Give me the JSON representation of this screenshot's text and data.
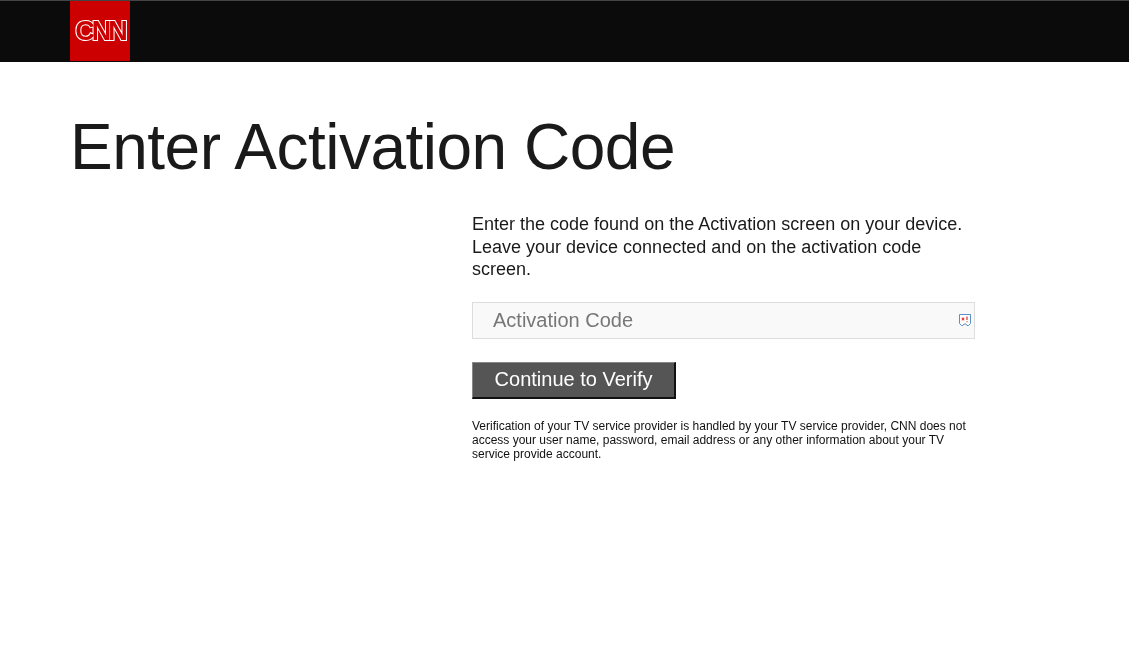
{
  "header": {
    "logo": "CNN"
  },
  "title": "Enter Activation Code",
  "instructions": "Enter the code found on the Activation screen on your device. Leave your device connected and on the activation code screen.",
  "code_field": {
    "placeholder": "Activation Code"
  },
  "submit_button": "Continue to Verify",
  "disclaimer": "Verification of your TV service provider is handled by your TV service provider, CNN does not access your user name, password, email address or any other information about your TV service provide account."
}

-*-

- _DESCRIPTION OF THE TASK_
Print all entries exactly. The images do not belong in the copy.

- _TASK SOLUTION_
Give me the JSON representation of this screenshot's text and data.
{
  "header": {
    "logo": "CNN"
  },
  "title": "Enter Activation Code",
  "instructions": "Enter the code found on the Activation screen on your device. Leave your device connected and on the activation code screen.",
  "code_field": {
    "placeholder": "Activation Code"
  },
  "submit_button": "Continue to Verify",
  "disclaimer": "Verification of your TV service provider is handled by your TV service provider, CNN does not access your user name, password, email address or any other information about your TV service provide account."
}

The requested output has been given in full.